• _Instruction_
Every record below should be printed exactly as given.

[BEGIN Material shown]

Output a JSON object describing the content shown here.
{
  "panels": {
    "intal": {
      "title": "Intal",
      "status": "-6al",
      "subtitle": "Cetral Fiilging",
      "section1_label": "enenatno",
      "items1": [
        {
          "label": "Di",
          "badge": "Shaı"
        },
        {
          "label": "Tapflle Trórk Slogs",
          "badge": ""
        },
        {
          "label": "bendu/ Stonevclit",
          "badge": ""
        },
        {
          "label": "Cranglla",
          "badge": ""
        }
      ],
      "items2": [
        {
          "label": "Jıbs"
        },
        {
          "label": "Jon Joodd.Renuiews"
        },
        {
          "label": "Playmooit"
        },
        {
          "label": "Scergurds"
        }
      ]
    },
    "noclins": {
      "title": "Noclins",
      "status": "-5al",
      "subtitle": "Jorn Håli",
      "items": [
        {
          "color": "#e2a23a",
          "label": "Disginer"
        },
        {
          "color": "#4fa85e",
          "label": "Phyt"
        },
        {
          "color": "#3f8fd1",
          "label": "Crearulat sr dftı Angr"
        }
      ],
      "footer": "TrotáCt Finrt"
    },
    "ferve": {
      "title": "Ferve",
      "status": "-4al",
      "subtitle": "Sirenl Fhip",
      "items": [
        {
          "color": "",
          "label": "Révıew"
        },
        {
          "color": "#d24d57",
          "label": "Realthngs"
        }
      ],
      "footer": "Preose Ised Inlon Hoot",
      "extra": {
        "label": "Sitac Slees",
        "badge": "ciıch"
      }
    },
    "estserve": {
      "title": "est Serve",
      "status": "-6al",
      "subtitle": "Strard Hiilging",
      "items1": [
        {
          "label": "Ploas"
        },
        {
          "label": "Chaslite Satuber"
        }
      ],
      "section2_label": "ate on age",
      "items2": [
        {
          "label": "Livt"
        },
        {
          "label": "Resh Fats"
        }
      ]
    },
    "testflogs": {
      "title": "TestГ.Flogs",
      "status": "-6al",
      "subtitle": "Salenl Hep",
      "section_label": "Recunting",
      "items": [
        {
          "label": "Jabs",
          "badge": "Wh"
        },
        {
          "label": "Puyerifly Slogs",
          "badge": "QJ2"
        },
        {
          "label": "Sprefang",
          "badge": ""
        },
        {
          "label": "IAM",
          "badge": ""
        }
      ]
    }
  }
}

[END Material shown]

• _Finished answer_
Output a JSON object describing the content shown here.
{
  "panels": {
    "intal": {
      "title": "Intal",
      "status": "-6al",
      "subtitle": "Cetral Fiilging",
      "section1_label": "enenatno",
      "items1": [
        {
          "label": "Di",
          "badge": "Shaı"
        },
        {
          "label": "Tapflle Trórk Slogs",
          "badge": ""
        },
        {
          "label": "bendu/ Stonevclit",
          "badge": ""
        },
        {
          "label": "Cranglla",
          "badge": ""
        }
      ],
      "items2": [
        {
          "label": "Jıbs"
        },
        {
          "label": "Jon Joodd.Renuiews"
        },
        {
          "label": "Playmooit"
        },
        {
          "label": "Scergurds"
        }
      ]
    },
    "noclins": {
      "title": "Noclins",
      "status": "-5al",
      "subtitle": "Jorn Håli",
      "items": [
        {
          "color": "#e2a23a",
          "label": "Disginer"
        },
        {
          "color": "#4fa85e",
          "label": "Phyt"
        },
        {
          "color": "#3f8fd1",
          "label": "Crearulat sr dftı Angr"
        }
      ],
      "footer": "TrotáCt Finrt"
    },
    "ferve": {
      "title": "Ferve",
      "status": "-4al",
      "subtitle": "Sirenl Fhip",
      "items": [
        {
          "color": "",
          "label": "Révıew"
        },
        {
          "color": "#d24d57",
          "label": "Realthngs"
        }
      ],
      "footer": "Preose Ised Inlon Hoot",
      "extra": {
        "label": "Sitac Slees",
        "badge": "ciıch"
      }
    },
    "estserve": {
      "title": "est Serve",
      "status": "-6al",
      "subtitle": "Strard Hiilging",
      "items1": [
        {
          "label": "Ploas"
        },
        {
          "label": "Chaslite Satuber"
        }
      ],
      "section2_label": "ate on age",
      "items2": [
        {
          "label": "Livt"
        },
        {
          "label": "Resh Fats"
        }
      ]
    },
    "testflogs": {
      "title": "TestГ.Flogs",
      "status": "-6al",
      "subtitle": "Salenl Hep",
      "section_label": "Recunting",
      "items": [
        {
          "label": "Jabs",
          "badge": "Wh"
        },
        {
          "label": "Puyerifly Slogs",
          "badge": "QJ2"
        },
        {
          "label": "Sprefang",
          "badge": ""
        },
        {
          "label": "IAM",
          "badge": ""
        }
      ]
    }
  }
}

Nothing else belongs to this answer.